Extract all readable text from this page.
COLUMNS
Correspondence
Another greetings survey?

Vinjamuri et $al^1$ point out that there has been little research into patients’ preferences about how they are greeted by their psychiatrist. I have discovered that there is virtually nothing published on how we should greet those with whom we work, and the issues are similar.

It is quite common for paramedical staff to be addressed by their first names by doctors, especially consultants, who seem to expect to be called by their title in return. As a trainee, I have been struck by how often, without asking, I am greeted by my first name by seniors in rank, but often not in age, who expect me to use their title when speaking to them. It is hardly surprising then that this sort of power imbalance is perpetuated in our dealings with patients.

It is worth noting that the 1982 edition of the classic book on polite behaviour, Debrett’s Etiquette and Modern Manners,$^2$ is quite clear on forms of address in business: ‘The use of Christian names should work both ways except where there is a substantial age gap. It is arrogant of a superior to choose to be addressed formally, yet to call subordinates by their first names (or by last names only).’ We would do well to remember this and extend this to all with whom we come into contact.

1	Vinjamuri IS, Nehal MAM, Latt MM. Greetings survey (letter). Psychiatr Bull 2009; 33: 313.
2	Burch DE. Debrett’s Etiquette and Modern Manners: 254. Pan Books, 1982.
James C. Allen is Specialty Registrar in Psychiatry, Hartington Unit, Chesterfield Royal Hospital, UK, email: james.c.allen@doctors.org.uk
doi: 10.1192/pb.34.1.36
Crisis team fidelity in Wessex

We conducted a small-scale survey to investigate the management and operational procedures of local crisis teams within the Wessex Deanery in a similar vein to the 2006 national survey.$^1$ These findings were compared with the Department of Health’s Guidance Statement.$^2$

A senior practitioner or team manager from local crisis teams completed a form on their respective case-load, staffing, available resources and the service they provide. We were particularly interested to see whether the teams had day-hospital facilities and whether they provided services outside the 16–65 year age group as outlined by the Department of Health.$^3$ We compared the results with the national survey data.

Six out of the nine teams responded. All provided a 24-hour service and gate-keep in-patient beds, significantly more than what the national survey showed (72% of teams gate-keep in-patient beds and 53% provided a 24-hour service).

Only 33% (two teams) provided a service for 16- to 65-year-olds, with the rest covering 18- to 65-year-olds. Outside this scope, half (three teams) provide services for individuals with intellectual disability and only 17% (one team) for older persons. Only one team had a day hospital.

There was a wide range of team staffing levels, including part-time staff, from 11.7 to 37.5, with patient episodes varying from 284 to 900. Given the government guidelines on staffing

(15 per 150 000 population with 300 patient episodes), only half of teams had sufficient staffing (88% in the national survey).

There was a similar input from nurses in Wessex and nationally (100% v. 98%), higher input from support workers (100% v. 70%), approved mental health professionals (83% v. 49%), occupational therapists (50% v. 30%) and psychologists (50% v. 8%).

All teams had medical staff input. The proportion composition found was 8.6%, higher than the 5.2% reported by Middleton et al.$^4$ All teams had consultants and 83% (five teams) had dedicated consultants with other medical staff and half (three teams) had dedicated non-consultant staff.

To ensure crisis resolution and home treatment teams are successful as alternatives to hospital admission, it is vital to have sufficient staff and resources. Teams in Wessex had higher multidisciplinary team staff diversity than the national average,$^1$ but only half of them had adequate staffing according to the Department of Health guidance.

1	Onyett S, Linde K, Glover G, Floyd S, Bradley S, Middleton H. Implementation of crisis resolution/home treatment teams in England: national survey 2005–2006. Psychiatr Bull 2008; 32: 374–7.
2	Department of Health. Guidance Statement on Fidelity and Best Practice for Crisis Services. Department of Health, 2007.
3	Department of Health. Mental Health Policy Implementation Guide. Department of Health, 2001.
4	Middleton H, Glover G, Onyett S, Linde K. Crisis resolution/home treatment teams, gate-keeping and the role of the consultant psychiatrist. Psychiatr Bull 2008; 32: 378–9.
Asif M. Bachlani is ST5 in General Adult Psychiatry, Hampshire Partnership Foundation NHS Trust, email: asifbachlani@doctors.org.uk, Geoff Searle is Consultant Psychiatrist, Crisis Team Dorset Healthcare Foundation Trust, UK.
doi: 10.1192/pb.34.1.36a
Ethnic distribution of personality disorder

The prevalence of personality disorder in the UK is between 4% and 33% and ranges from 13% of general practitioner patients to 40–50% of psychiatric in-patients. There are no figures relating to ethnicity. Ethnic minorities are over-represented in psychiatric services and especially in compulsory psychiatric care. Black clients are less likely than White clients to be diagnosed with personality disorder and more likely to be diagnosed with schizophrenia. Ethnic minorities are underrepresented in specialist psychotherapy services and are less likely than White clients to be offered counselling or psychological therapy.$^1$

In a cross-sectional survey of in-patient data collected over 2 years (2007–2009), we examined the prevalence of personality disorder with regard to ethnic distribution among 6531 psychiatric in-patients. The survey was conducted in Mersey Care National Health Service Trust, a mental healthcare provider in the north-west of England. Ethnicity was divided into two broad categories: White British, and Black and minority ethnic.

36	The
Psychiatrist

_ _ _

- _WHAT TO PRODUCE_
Using the listing above, transcribe every entry exactly.

- _RESULT OF THE EXERCISE_
Extract all readable text from this page.
COLUMNS
Correspondence
Another greetings survey?

Vinjamuri et $al^1$ point out that there has been little research into patients’ preferences about how they are greeted by their psychiatrist. I have discovered that there is virtually nothing published on how we should greet those with whom we work, and the issues are similar.

It is quite common for paramedical staff to be addressed by their first names by doctors, especially consultants, who seem to expect to be called by their title in return. As a trainee, I have been struck by how often, without asking, I am greeted by my first name by seniors in rank, but often not in age, who expect me to use their title when speaking to them. It is hardly surprising then that this sort of power imbalance is perpetuated in our dealings with patients.

It is worth noting that the 1982 edition of the classic book on polite behaviour, Debrett’s Etiquette and Modern Manners,$^2$ is quite clear on forms of address in business: ‘The use of Christian names should work both ways except where there is a substantial age gap. It is arrogant of a superior to choose to be addressed formally, yet to call subordinates by their first names (or by last names only).’ We would do well to remember this and extend this to all with whom we come into contact.

1	Vinjamuri IS, Nehal MAM, Latt MM. Greetings survey (letter). Psychiatr Bull 2009; 33: 313.
2	Burch DE. Debrett’s Etiquette and Modern Manners: 254. Pan Books, 1982.
James C. Allen is Specialty Registrar in Psychiatry, Hartington Unit, Chesterfield Royal Hospital, UK, email: james.c.allen@doctors.org.uk
doi: 10.1192/pb.34.1.36
Crisis team fidelity in Wessex

We conducted a small-scale survey to investigate the management and operational procedures of local crisis teams within the Wessex Deanery in a similar vein to the 2006 national survey.$^1$ These findings were compared with the Department of Health’s Guidance Statement.$^2$

A senior practitioner or team manager from local crisis teams completed a form on their respective case-load, staffing, available resources and the service they provide. We were particularly interested to see whether the teams had day-hospital facilities and whether they provided services outside the 16–65 year age group as outlined by the Department of Health.$^3$ We compared the results with the national survey data.

Six out of the nine teams responded. All provided a 24-hour service and gate-keep in-patient beds, significantly more than what the national survey showed (72% of teams gate-keep in-patient beds and 53% provided a 24-hour service).

Only 33% (two teams) provided a service for 16- to 65-year-olds, with the rest covering 18- to 65-year-olds. Outside this scope, half (three teams) provide services for individuals with intellectual disability and only 17% (one team) for older persons. Only one team had a day hospital.

There was a wide range of team staffing levels, including part-time staff, from 11.7 to 37.5, with patient episodes varying from 284 to 900. Given the government guidelines on staffing

(15 per 150 000 population with 300 patient episodes), only half of teams had sufficient staffing (88% in the national survey).

There was a similar input from nurses in Wessex and nationally (100% v. 98%), higher input from support workers (100% v. 70%), approved mental health professionals (83% v. 49%), occupational therapists (50% v. 30%) and psychologists (50% v. 8%).

All teams had medical staff input. The proportion composition found was 8.6%, higher than the 5.2% reported by Middleton et al.$^4$ All teams had consultants and 83% (five teams) had dedicated consultants with other medical staff and half (three teams) had dedicated non-consultant staff.

To ensure crisis resolution and home treatment teams are successful as alternatives to hospital admission, it is vital to have sufficient staff and resources. Teams in Wessex had higher multidisciplinary team staff diversity than the national average,$^1$ but only half of them had adequate staffing according to the Department of Health guidance.

1	Onyett S, Linde K, Glover G, Floyd S, Bradley S, Middleton H. Implementation of crisis resolution/home treatment teams in England: national survey 2005–2006. Psychiatr Bull 2008; 32: 374–7.
2	Department of Health. Guidance Statement on Fidelity and Best Practice for Crisis Services. Department of Health, 2007.
3	Department of Health. Mental Health Policy Implementation Guide. Department of Health, 2001.
4	Middleton H, Glover G, Onyett S, Linde K. Crisis resolution/home treatment teams, gate-keeping and the role of the consultant psychiatrist. Psychiatr Bull 2008; 32: 378–9.
Asif M. Bachlani is ST5 in General Adult Psychiatry, Hampshire Partnership Foundation NHS Trust, email: asifbachlani@doctors.org.uk, Geoff Searle is Consultant Psychiatrist, Crisis Team Dorset Healthcare Foundation Trust, UK.
doi: 10.1192/pb.34.1.36a
Ethnic distribution of personality disorder

The prevalence of personality disorder in the UK is between 4% and 33% and ranges from 13% of general practitioner patients to 40–50% of psychiatric in-patients. There are no figures relating to ethnicity. Ethnic minorities are over-represented in psychiatric services and especially in compulsory psychiatric care. Black clients are less likely than White clients to be diagnosed with personality disorder and more likely to be diagnosed with schizophrenia. Ethnic minorities are underrepresented in specialist psychotherapy services and are less likely than White clients to be offered counselling or psychological therapy.$^1$

In a cross-sectional survey of in-patient data collected over 2 years (2007–2009), we examined the prevalence of personality disorder with regard to ethnic distribution among 6531 psychiatric in-patients. The survey was conducted in Mersey Care National Health Service Trust, a mental healthcare provider in the north-west of England. Ethnicity was divided into two broad categories: White British, and Black and minority ethnic.

36	The
Psychiatrist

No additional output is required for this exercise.